▶ [Task brief]
All of the material below is to be retyped exactly.
+++ Records for the task +++
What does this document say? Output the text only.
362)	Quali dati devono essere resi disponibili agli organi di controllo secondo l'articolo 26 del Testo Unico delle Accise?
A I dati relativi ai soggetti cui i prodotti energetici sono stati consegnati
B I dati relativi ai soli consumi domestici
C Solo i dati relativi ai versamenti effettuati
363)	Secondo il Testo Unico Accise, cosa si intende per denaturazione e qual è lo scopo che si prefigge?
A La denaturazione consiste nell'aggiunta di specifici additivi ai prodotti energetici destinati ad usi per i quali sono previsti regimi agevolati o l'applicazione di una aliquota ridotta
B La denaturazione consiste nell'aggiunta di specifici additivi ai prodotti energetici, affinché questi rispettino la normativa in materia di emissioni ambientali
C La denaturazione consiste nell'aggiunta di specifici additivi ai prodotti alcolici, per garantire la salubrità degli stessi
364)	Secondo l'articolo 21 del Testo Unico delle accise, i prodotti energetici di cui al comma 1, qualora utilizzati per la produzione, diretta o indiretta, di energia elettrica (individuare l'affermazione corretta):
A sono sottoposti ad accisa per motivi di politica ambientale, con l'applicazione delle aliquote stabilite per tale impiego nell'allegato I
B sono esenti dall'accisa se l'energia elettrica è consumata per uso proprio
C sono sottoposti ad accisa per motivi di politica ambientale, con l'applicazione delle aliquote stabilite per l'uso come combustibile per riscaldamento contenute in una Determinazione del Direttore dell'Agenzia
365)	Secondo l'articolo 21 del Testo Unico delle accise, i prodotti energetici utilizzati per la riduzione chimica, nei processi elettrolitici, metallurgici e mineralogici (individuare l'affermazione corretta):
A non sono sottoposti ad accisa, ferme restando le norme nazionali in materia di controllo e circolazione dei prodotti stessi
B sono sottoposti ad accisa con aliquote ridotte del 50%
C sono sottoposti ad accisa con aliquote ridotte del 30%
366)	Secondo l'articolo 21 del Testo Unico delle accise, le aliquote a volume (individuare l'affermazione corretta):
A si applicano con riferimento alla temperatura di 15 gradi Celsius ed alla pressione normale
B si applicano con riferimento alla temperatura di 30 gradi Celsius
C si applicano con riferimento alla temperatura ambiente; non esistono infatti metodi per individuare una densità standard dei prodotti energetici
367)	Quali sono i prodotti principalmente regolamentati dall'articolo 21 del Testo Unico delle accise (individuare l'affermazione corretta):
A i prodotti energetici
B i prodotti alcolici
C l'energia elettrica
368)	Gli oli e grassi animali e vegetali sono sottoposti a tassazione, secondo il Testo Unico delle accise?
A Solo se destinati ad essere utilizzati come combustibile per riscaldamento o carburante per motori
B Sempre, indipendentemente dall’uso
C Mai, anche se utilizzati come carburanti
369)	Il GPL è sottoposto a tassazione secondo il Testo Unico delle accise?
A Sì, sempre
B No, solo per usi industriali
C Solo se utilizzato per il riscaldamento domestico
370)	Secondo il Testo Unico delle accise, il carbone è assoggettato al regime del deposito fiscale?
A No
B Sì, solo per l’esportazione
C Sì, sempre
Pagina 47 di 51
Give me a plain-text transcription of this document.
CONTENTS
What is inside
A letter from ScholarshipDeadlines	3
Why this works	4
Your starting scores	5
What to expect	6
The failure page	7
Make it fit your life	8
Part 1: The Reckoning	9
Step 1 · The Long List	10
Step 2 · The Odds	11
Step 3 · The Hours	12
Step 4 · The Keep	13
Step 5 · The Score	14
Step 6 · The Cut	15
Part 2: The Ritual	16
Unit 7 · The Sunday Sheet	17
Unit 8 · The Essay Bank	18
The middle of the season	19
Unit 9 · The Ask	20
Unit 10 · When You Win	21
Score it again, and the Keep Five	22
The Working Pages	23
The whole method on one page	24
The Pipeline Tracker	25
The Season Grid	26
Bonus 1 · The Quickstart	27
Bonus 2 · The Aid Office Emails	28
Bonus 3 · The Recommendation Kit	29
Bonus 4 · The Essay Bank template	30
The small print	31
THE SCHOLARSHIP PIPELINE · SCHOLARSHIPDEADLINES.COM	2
+++
▶ [Solution to this problem]
What does this document say? Output the text only.
362)	Quali dati devono essere resi disponibili agli organi di controllo secondo l'articolo 26 del Testo Unico delle Accise?
A I dati relativi ai soggetti cui i prodotti energetici sono stati consegnati
B I dati relativi ai soli consumi domestici
C Solo i dati relativi ai versamenti effettuati
363)	Secondo il Testo Unico Accise, cosa si intende per denaturazione e qual è lo scopo che si prefigge?
A La denaturazione consiste nell'aggiunta di specifici additivi ai prodotti energetici destinati ad usi per i quali sono previsti regimi agevolati o l'applicazione di una aliquota ridotta
B La denaturazione consiste nell'aggiunta di specifici additivi ai prodotti energetici, affinché questi rispettino la normativa in materia di emissioni ambientali
C La denaturazione consiste nell'aggiunta di specifici additivi ai prodotti alcolici, per garantire la salubrità degli stessi
364)	Secondo l'articolo 21 del Testo Unico delle accise, i prodotti energetici di cui al comma 1, qualora utilizzati per la produzione, diretta o indiretta, di energia elettrica (individuare l'affermazione corretta):
A sono sottoposti ad accisa per motivi di politica ambientale, con l'applicazione delle aliquote stabilite per tale impiego nell'allegato I
B sono esenti dall'accisa se l'energia elettrica è consumata per uso proprio
C sono sottoposti ad accisa per motivi di politica ambientale, con l'applicazione delle aliquote stabilite per l'uso come combustibile per riscaldamento contenute in una Determinazione del Direttore dell'Agenzia
365)	Secondo l'articolo 21 del Testo Unico delle accise, i prodotti energetici utilizzati per la riduzione chimica, nei processi elettrolitici, metallurgici e mineralogici (individuare l'affermazione corretta):
A non sono sottoposti ad accisa, ferme restando le norme nazionali in materia di controllo e circolazione dei prodotti stessi
B sono sottoposti ad accisa con aliquote ridotte del 50%
C sono sottoposti ad accisa con aliquote ridotte del 30%
366)	Secondo l'articolo 21 del Testo Unico delle accise, le aliquote a volume (individuare l'affermazione corretta):
A si applicano con riferimento alla temperatura di 15 gradi Celsius ed alla pressione normale
B si applicano con riferimento alla temperatura di 30 gradi Celsius
C si applicano con riferimento alla temperatura ambiente; non esistono infatti metodi per individuare una densità standard dei prodotti energetici
367)	Quali sono i prodotti principalmente regolamentati dall'articolo 21 del Testo Unico delle accise (individuare l'affermazione corretta):
A i prodotti energetici
B i prodotti alcolici
C l'energia elettrica
368)	Gli oli e grassi animali e vegetali sono sottoposti a tassazione, secondo il Testo Unico delle accise?
A Solo se destinati ad essere utilizzati come combustibile per riscaldamento o carburante per motori
B Sempre, indipendentemente dall’uso
C Mai, anche se utilizzati come carburanti
369)	Il GPL è sottoposto a tassazione secondo il Testo Unico delle accise?
A Sì, sempre
B No, solo per usi industriali
C Solo se utilizzato per il riscaldamento domestico
370)	Secondo il Testo Unico delle accise, il carbone è assoggettato al regime del deposito fiscale?
A No
B Sì, solo per l’esportazione
C Sì, sempre
Pagina 47 di 51
Give me a plain-text transcription of this document.
CONTENTS
What is inside
A letter from ScholarshipDeadlines	3
Why this works	4
Your starting scores	5
What to expect	6
The failure page	7
Make it fit your life	8
Part 1: The Reckoning	9
Step 1 · The Long List	10
Step 2 · The Odds	11
Step 3 · The Hours	12
Step 4 · The Keep	13
Step 5 · The Score	14
Step 6 · The Cut	15
Part 2: The Ritual	16
Unit 7 · The Sunday Sheet	17
Unit 8 · The Essay Bank	18
The middle of the season	19
Unit 9 · The Ask	20
Unit 10 · When You Win	21
Score it again, and the Keep Five	22
The Working Pages	23
The whole method on one page	24
The Pipeline Tracker	25
The Season Grid	26
Bonus 1 · The Quickstart	27
Bonus 2 · The Aid Office Emails	28
Bonus 3 · The Recommendation Kit	29
Bonus 4 · The Essay Bank template	30
The small print	31
THE SCHOLARSHIP PIPELINE · SCHOLARSHIPDEADLINES.COM	2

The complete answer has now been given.